**LISTED ENTRIES**

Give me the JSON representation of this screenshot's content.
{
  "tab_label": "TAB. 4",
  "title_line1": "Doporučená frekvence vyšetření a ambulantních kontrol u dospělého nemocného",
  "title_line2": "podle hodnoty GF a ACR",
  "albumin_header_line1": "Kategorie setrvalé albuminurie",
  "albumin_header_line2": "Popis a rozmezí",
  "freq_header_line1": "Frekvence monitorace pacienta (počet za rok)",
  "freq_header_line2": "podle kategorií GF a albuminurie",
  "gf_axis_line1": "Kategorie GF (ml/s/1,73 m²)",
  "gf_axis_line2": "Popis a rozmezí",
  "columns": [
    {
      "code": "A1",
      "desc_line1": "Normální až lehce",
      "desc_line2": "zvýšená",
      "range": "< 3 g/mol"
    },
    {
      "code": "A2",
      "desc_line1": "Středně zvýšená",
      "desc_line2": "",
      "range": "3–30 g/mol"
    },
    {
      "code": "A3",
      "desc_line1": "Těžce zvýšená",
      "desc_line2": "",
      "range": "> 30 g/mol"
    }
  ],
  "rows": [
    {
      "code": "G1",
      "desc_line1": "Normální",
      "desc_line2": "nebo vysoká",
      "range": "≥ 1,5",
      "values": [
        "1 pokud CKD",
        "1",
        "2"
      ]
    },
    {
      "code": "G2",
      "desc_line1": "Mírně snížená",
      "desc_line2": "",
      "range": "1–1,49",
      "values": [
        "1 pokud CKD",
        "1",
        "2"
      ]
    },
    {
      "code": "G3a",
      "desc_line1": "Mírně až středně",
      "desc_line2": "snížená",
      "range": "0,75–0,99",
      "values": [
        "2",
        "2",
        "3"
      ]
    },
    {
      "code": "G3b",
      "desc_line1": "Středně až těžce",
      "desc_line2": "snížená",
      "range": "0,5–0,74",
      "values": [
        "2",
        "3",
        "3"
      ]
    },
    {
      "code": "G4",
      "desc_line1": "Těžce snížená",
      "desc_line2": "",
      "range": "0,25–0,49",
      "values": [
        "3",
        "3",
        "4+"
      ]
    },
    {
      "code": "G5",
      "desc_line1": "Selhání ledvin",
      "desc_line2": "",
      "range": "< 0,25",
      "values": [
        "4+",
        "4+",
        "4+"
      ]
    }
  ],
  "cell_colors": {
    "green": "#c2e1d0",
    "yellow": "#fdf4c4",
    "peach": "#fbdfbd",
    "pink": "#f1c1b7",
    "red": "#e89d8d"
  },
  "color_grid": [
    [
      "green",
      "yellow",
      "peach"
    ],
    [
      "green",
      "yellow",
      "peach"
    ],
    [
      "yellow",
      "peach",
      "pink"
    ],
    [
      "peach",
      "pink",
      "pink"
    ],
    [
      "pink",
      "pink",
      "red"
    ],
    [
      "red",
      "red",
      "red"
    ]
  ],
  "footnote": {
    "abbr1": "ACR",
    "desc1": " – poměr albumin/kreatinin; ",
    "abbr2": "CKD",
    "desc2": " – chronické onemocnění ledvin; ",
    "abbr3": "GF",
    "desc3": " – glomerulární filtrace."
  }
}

**EXERCISE BRIEF**
Write out the entries above word for word.

**RESPONSE TO THE TASK**
Give me the JSON representation of this screenshot's content.
{
  "tab_label": "TAB. 4",
  "title_line1": "Doporučená frekvence vyšetření a ambulantních kontrol u dospělého nemocného",
  "title_line2": "podle hodnoty GF a ACR",
  "albumin_header_line1": "Kategorie setrvalé albuminurie",
  "albumin_header_line2": "Popis a rozmezí",
  "freq_header_line1": "Frekvence monitorace pacienta (počet za rok)",
  "freq_header_line2": "podle kategorií GF a albuminurie",
  "gf_axis_line1": "Kategorie GF (ml/s/1,73 m²)",
  "gf_axis_line2": "Popis a rozmezí",
  "columns": [
    {
      "code": "A1",
      "desc_line1": "Normální až lehce",
      "desc_line2": "zvýšená",
      "range": "< 3 g/mol"
    },
    {
      "code": "A2",
      "desc_line1": "Středně zvýšená",
      "desc_line2": "",
      "range": "3–30 g/mol"
    },
    {
      "code": "A3",
      "desc_line1": "Těžce zvýšená",
      "desc_line2": "",
      "range": "> 30 g/mol"
    }
  ],
  "rows": [
    {
      "code": "G1",
      "desc_line1": "Normální",
      "desc_line2": "nebo vysoká",
      "range": "≥ 1,5",
      "values": [
        "1 pokud CKD",
        "1",
        "2"
      ]
    },
    {
      "code": "G2",
      "desc_line1": "Mírně snížená",
      "desc_line2": "",
      "range": "1–1,49",
      "values": [
        "1 pokud CKD",
        "1",
        "2"
      ]
    },
    {
      "code": "G3a",
      "desc_line1": "Mírně až středně",
      "desc_line2": "snížená",
      "range": "0,75–0,99",
      "values": [
        "2",
        "2",
        "3"
      ]
    },
    {
      "code": "G3b",
      "desc_line1": "Středně až těžce",
      "desc_line2": "snížená",
      "range": "0,5–0,74",
      "values": [
        "2",
        "3",
        "3"
      ]
    },
    {
      "code": "G4",
      "desc_line1": "Těžce snížená",
      "desc_line2": "",
      "range": "0,25–0,49",
      "values": [
        "3",
        "3",
        "4+"
      ]
    },
    {
      "code": "G5",
      "desc_line1": "Selhání ledvin",
      "desc_line2": "",
      "range": "< 0,25",
      "values": [
        "4+",
        "4+",
        "4+"
      ]
    }
  ],
  "cell_colors": {
    "green": "#c2e1d0",
    "yellow": "#fdf4c4",
    "peach": "#fbdfbd",
    "pink": "#f1c1b7",
    "red": "#e89d8d"
  },
  "color_grid": [
    [
      "green",
      "yellow",
      "peach"
    ],
    [
      "green",
      "yellow",
      "peach"
    ],
    [
      "yellow",
      "peach",
      "pink"
    ],
    [
      "peach",
      "pink",
      "pink"
    ],
    [
      "pink",
      "pink",
      "red"
    ],
    [
      "red",
      "red",
      "red"
    ]
  ],
  "footnote": {
    "abbr1": "ACR",
    "desc1": " – poměr albumin/kreatinin; ",
    "abbr2": "CKD",
    "desc2": " – chronické onemocnění ledvin; ",
    "abbr3": "GF",
    "desc3": " – glomerulární filtrace."
  }
}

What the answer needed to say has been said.